Task instructions → Collect the lines of the entries where "vendee" shows up.

━━━ Provided records ━━━

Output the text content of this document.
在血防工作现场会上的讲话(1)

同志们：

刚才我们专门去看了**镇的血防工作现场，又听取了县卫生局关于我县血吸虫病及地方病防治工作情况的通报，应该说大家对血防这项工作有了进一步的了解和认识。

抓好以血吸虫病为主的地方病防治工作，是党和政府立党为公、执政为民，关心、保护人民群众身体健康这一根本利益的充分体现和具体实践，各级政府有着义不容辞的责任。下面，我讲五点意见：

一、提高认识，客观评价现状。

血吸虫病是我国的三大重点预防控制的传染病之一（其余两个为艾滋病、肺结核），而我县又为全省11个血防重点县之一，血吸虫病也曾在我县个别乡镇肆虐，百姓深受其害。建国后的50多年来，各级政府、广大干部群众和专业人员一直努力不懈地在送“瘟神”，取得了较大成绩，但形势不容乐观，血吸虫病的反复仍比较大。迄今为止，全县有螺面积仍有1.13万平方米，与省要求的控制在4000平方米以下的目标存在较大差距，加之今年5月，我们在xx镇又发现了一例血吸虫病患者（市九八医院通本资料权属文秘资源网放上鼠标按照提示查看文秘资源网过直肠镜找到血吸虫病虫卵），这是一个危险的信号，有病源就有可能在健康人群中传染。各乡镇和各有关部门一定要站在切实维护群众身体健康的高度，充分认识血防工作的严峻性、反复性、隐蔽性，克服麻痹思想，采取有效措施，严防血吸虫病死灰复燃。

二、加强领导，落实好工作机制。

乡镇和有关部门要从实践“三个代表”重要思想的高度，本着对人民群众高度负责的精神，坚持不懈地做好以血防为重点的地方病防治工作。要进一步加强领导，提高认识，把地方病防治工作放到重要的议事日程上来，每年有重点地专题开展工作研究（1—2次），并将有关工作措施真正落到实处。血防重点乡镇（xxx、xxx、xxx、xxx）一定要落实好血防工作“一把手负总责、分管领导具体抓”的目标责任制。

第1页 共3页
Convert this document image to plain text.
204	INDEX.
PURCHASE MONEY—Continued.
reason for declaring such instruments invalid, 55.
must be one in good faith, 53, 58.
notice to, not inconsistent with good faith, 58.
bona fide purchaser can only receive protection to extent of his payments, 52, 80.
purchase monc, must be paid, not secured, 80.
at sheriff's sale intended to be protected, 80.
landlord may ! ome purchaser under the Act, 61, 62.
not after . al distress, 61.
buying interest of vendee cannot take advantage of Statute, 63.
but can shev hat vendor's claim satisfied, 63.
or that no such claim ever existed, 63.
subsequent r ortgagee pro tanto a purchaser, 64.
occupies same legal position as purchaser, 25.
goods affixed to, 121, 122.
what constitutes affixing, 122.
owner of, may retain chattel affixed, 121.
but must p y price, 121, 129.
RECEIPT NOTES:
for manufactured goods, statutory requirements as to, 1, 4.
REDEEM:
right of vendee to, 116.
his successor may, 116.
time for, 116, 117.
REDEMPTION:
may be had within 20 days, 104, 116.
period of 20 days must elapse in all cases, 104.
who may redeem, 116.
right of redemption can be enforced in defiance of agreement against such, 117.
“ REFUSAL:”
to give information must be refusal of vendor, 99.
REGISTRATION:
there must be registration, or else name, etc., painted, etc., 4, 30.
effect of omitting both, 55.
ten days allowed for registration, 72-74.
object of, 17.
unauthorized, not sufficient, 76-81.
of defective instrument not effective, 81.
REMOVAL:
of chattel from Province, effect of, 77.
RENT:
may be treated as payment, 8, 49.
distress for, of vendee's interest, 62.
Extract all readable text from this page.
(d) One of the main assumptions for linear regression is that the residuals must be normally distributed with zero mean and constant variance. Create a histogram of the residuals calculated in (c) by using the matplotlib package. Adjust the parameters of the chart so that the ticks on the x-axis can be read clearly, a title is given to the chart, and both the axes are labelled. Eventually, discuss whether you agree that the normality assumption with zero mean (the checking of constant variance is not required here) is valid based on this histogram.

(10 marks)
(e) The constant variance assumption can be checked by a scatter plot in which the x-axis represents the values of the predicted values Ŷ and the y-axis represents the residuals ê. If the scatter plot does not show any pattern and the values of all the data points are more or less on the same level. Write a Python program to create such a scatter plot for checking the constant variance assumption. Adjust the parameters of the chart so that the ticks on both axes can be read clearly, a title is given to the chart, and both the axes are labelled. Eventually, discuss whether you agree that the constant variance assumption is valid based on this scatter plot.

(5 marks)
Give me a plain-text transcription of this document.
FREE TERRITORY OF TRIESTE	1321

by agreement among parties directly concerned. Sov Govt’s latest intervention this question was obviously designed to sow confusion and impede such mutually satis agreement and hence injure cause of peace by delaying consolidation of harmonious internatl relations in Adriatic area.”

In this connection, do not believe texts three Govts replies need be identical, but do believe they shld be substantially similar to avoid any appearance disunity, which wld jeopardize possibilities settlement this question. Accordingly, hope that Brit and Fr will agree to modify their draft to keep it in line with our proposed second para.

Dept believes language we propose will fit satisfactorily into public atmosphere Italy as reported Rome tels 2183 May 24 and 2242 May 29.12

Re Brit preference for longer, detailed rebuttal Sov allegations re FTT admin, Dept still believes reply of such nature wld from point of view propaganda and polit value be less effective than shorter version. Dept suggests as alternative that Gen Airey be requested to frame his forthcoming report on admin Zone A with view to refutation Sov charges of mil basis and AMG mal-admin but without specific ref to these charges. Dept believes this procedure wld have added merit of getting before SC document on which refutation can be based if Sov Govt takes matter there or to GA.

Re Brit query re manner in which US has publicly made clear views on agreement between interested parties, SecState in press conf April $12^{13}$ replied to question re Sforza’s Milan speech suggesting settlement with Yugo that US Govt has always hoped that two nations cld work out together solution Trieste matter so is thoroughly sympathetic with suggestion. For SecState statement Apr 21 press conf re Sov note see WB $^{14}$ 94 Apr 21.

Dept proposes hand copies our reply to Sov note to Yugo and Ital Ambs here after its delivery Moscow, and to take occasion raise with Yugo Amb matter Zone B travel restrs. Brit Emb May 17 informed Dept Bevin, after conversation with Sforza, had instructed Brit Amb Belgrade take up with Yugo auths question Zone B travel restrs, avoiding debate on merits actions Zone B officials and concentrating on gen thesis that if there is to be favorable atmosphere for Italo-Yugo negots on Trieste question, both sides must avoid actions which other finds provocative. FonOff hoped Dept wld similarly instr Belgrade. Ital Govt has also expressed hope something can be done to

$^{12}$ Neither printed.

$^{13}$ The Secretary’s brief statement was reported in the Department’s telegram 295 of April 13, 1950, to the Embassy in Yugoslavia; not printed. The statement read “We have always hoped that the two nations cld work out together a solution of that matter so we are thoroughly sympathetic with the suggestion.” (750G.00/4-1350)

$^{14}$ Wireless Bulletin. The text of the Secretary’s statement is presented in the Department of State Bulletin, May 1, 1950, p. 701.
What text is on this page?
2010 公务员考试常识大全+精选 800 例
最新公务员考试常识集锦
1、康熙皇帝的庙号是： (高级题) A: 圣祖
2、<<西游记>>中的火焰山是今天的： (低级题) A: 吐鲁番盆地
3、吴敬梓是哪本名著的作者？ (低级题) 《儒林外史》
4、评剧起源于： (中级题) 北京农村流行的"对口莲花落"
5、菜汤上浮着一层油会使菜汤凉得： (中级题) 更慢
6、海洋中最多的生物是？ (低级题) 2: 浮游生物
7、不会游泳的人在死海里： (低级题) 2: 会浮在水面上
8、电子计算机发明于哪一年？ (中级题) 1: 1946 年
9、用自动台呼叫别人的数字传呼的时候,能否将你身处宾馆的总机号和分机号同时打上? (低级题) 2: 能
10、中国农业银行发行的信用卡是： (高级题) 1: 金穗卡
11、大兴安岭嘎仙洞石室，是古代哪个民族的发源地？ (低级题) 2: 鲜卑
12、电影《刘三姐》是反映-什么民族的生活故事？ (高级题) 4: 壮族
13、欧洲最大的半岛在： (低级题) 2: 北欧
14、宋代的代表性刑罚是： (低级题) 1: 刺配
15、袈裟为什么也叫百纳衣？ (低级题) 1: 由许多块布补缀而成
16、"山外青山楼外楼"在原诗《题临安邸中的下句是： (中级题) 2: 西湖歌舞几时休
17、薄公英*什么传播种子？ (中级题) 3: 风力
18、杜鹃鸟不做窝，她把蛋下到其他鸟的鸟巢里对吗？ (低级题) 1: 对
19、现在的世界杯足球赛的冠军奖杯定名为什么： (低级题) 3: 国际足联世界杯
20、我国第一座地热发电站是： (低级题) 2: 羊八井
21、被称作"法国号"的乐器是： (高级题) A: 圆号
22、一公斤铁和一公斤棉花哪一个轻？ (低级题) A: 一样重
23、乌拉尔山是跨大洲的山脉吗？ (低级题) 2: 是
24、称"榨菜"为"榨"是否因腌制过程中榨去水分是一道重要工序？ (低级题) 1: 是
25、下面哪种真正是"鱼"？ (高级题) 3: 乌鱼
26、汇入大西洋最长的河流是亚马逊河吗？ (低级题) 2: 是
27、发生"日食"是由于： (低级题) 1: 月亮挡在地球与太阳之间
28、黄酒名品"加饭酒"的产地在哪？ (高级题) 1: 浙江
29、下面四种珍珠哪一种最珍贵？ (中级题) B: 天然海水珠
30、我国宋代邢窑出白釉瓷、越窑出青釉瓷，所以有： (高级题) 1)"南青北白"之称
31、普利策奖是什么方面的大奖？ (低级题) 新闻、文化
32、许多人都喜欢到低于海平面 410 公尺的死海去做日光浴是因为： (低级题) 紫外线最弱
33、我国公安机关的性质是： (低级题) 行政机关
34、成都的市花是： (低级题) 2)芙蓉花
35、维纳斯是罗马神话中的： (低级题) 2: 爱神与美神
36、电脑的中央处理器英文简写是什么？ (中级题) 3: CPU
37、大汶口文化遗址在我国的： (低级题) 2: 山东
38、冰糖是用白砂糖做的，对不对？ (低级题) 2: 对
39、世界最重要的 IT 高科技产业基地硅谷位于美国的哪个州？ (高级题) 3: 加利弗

━━━

The answer →
buying interest of vendee cannot take advantage of Statute, 63.
right of vendee to, 116.
distress for, of vendee's interest, 62.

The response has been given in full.